From the listing, collect all lines containing the word "date".
<<<<
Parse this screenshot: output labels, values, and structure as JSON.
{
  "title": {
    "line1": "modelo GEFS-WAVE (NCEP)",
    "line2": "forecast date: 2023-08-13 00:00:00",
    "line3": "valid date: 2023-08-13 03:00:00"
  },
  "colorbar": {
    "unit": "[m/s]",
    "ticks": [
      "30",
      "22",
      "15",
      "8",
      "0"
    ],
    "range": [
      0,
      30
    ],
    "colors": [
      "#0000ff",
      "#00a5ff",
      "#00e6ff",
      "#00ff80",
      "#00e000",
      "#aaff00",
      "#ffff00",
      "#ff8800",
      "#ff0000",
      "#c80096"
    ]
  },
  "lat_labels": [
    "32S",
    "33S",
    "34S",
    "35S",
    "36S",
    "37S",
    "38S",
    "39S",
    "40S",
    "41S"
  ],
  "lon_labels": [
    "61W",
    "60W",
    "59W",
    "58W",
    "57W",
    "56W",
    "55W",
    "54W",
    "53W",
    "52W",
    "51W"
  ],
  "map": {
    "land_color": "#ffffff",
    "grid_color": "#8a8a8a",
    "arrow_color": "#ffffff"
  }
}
>>>>
> _Reply to the exercise_
    "line2": "forecast date: 2023-08-13 00:00:00",
    "line3": "valid date: 2023-08-13 03:00:00"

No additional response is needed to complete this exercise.